▸ **The problem**
Find the number of lines containing the string "Steigungen" in the data. Answer with the number by itself.

▸ **Available records**
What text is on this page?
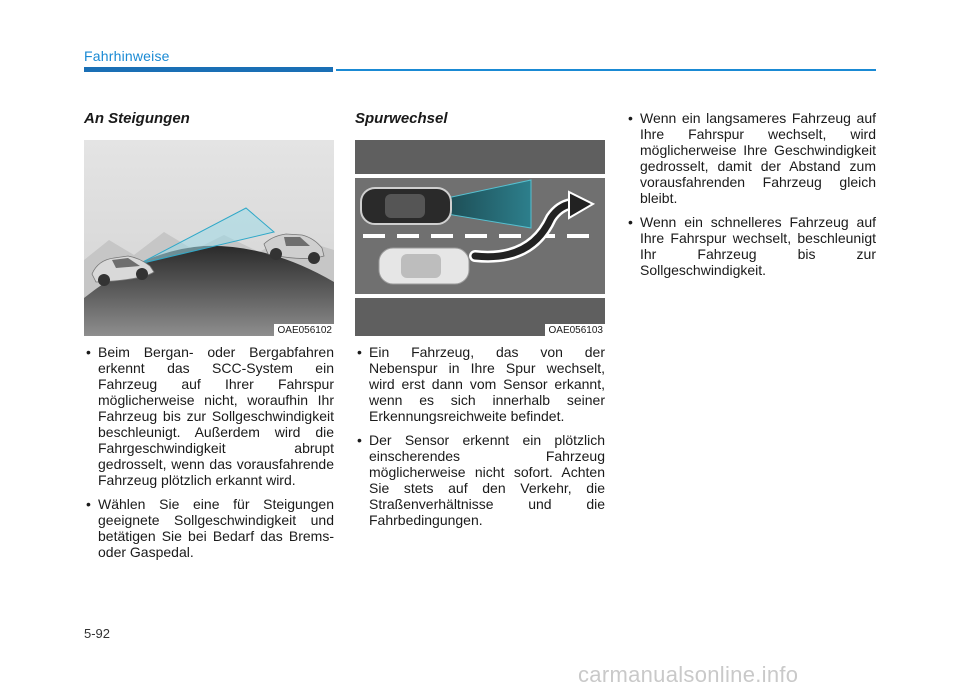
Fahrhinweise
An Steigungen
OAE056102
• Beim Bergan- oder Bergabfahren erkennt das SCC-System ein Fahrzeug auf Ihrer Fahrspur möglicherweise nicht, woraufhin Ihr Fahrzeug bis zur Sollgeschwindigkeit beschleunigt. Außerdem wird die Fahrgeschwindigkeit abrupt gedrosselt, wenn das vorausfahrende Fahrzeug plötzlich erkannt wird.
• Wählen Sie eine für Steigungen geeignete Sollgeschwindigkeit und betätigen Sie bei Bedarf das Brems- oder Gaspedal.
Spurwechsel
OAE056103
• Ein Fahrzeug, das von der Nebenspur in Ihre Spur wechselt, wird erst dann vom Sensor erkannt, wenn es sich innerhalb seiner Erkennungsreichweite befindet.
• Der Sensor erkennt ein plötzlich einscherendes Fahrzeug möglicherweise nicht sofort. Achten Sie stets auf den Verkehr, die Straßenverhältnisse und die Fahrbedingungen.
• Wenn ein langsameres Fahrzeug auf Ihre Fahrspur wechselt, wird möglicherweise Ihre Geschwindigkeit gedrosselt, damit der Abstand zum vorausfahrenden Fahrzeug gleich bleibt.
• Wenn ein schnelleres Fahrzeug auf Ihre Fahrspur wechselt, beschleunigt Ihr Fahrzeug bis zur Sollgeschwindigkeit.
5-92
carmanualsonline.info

--

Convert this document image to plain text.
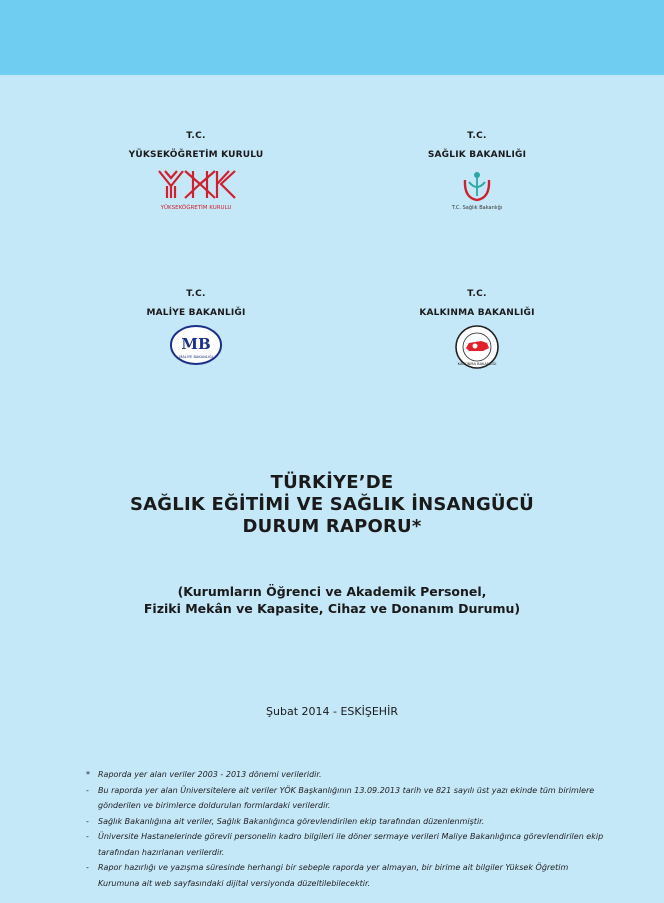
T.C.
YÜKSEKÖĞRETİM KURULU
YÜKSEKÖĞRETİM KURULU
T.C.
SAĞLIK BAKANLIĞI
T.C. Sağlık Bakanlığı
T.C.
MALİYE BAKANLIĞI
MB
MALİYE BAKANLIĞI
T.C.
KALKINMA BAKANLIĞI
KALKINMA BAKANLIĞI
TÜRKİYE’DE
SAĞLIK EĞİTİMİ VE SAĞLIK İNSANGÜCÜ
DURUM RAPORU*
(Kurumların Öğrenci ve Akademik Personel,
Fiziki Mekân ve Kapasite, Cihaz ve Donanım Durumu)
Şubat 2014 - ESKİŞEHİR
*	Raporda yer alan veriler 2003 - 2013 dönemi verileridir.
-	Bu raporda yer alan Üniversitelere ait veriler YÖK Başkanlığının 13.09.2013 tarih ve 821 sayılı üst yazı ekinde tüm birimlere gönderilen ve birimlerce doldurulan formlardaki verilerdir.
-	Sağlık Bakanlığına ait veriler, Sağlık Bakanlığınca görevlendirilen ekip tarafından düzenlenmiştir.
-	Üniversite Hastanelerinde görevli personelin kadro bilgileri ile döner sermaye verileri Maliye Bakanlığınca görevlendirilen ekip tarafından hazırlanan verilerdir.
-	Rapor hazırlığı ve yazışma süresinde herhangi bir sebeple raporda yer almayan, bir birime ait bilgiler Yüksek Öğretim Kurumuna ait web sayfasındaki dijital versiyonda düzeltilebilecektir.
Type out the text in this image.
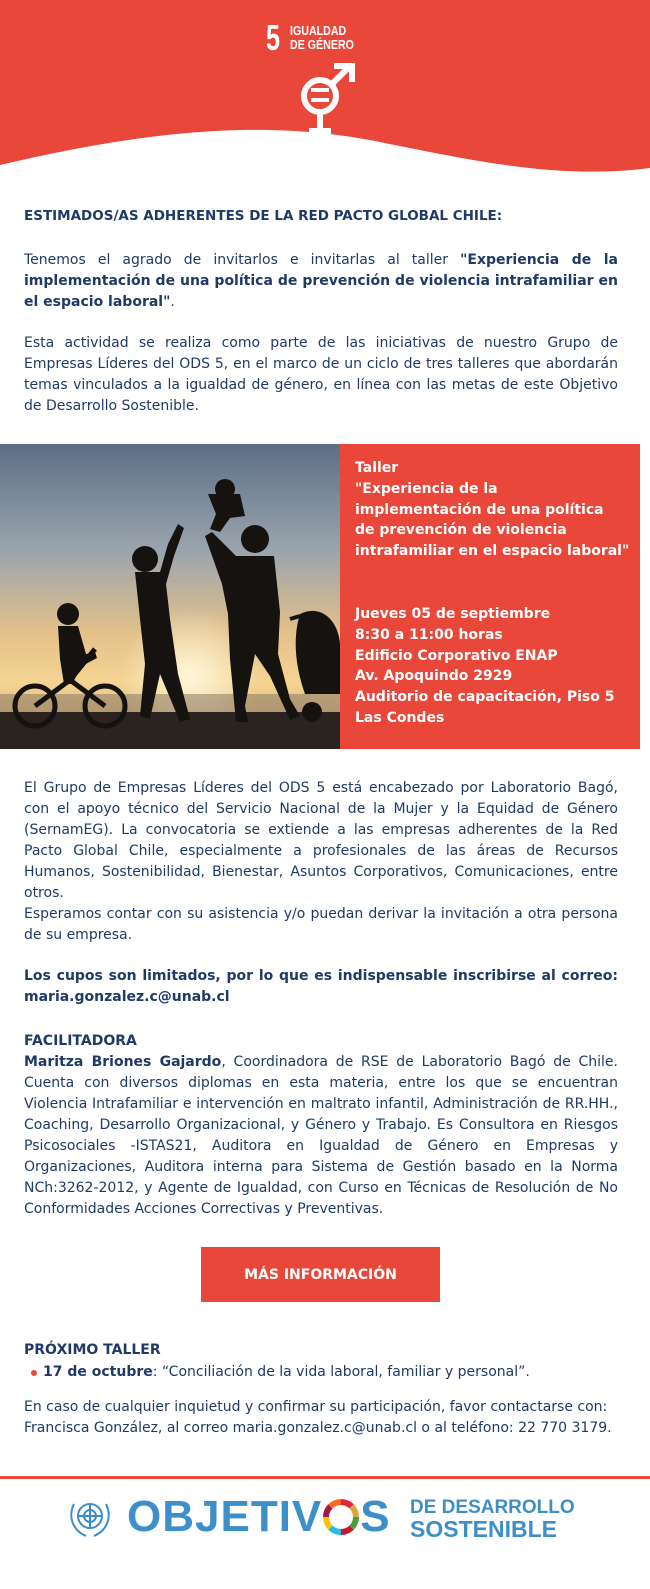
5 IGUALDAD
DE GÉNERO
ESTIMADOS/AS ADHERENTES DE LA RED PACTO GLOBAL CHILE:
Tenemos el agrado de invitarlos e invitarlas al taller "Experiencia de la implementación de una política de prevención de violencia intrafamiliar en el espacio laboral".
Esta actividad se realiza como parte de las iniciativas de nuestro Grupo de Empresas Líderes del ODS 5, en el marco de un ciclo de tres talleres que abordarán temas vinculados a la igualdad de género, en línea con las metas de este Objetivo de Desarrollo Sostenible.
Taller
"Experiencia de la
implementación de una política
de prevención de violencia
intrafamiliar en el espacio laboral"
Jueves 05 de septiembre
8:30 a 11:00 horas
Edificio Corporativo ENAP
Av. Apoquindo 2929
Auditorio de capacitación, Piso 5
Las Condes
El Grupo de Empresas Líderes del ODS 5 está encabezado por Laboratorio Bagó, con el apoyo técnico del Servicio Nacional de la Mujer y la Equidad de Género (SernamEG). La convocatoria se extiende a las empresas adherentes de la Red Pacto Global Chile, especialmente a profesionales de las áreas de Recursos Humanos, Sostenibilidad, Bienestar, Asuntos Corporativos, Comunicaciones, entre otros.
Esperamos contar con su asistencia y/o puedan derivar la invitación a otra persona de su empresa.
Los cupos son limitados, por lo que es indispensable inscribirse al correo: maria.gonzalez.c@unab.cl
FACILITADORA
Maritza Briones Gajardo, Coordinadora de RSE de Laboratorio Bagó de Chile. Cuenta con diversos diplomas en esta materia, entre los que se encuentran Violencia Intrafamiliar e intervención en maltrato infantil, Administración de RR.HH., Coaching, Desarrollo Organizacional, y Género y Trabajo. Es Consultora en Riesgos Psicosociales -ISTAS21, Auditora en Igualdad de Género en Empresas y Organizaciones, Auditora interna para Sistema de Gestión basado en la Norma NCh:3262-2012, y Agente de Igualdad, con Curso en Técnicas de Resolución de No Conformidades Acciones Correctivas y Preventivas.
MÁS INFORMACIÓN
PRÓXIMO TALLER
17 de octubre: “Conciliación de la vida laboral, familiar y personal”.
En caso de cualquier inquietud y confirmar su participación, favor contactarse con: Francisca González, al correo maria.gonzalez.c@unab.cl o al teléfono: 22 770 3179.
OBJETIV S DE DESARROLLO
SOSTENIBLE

--

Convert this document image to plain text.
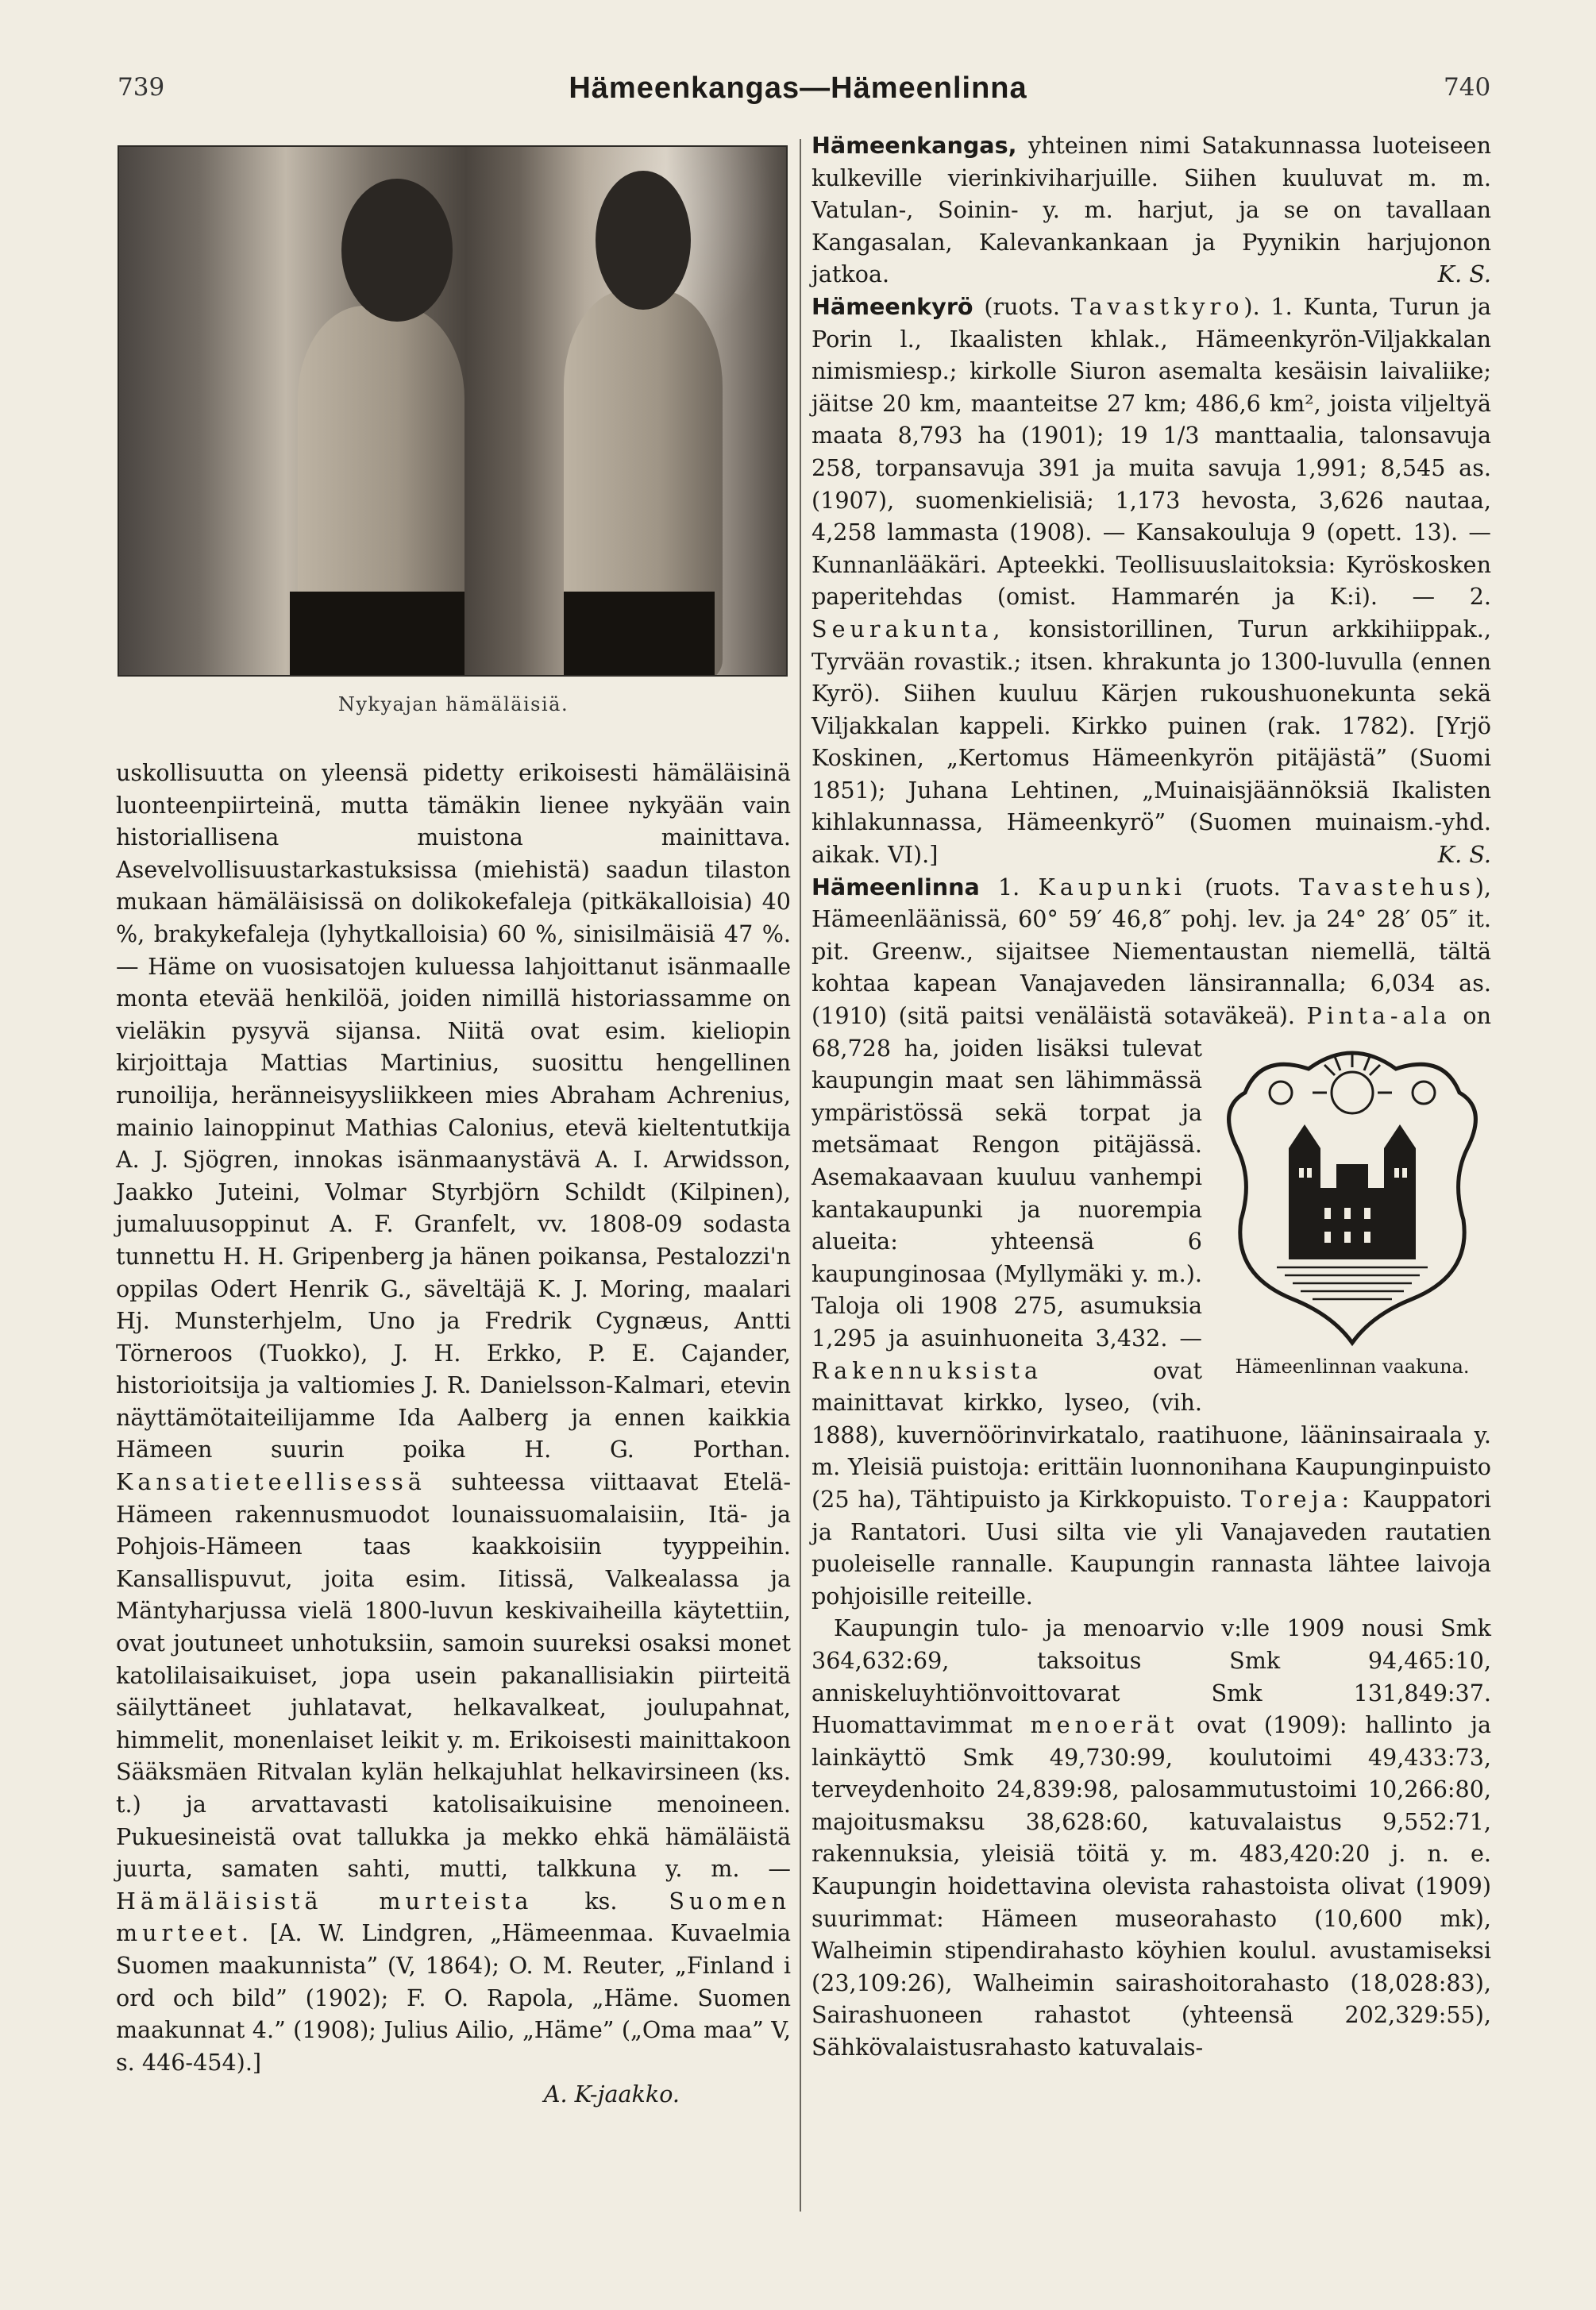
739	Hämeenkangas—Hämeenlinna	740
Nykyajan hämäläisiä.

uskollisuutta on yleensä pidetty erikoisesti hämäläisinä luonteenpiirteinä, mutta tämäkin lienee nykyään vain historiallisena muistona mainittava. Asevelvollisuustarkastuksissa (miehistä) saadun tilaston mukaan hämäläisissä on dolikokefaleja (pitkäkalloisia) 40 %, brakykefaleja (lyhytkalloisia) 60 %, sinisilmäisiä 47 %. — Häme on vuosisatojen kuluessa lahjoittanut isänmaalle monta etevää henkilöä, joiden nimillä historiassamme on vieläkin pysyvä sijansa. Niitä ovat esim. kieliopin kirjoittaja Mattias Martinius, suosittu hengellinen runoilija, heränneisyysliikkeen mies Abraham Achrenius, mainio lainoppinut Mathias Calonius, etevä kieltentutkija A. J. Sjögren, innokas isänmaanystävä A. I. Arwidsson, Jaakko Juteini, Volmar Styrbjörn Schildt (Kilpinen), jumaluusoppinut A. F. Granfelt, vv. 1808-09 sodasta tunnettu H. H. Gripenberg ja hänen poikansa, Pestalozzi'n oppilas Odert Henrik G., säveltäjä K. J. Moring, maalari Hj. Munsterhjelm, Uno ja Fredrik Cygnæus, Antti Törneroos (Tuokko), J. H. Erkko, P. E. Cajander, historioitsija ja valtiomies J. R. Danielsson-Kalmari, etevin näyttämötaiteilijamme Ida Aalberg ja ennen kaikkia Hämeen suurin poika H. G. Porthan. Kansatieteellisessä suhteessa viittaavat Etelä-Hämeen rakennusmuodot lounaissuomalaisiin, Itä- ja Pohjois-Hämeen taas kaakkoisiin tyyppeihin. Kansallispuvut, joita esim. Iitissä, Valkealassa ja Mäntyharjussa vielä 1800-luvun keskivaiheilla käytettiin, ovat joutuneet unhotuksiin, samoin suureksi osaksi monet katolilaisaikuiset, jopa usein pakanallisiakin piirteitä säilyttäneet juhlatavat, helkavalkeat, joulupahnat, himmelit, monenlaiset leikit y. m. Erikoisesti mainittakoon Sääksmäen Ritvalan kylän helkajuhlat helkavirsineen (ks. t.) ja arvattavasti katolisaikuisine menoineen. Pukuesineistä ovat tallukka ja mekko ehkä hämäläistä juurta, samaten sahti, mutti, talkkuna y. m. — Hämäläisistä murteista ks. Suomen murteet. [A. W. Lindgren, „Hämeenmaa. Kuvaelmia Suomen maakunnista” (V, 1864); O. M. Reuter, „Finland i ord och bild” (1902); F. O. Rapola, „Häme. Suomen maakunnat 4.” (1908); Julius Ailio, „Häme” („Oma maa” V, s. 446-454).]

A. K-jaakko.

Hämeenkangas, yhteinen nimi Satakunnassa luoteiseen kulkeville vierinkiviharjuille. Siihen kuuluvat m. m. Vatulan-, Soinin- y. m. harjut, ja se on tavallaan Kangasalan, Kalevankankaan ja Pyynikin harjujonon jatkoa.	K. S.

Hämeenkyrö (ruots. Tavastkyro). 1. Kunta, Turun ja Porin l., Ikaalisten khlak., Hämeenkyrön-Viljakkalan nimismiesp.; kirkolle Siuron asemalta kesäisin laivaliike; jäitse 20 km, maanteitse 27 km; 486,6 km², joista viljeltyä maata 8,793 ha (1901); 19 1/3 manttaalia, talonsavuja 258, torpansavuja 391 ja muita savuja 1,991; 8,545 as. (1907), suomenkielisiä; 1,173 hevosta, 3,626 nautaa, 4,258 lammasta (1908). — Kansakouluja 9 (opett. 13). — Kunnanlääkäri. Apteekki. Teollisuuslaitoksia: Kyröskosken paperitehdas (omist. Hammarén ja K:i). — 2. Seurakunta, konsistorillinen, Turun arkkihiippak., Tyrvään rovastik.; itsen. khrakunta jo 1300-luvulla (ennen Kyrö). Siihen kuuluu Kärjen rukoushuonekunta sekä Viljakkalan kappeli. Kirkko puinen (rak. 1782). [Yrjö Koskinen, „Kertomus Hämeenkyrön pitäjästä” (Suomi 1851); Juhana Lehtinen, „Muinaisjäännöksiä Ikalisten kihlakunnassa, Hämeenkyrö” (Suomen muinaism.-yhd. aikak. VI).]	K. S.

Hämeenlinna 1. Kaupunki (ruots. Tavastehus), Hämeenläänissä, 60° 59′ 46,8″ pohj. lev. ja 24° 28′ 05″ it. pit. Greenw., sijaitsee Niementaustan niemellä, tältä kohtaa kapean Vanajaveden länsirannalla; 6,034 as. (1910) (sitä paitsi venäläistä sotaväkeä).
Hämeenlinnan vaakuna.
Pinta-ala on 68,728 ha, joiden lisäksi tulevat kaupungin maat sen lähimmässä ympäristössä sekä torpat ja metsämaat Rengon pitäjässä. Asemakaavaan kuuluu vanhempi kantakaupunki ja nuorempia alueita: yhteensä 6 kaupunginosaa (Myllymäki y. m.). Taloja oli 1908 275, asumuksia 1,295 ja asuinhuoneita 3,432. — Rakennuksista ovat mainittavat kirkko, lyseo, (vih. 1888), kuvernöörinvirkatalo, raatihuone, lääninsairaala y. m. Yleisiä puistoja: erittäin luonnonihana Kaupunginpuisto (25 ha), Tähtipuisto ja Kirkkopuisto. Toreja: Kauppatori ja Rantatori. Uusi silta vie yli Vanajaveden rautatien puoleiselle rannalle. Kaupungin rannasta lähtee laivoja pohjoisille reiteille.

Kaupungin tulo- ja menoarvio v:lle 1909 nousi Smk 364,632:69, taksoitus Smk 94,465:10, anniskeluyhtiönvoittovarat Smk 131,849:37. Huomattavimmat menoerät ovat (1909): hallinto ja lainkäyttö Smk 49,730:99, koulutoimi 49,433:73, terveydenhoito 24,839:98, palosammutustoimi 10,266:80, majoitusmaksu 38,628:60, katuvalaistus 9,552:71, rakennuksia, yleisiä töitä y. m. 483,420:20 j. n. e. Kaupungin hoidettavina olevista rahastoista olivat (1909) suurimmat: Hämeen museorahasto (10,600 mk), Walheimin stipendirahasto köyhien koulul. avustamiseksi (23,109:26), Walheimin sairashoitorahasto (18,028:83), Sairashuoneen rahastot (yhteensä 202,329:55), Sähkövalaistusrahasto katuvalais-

▸ **Correct output**
2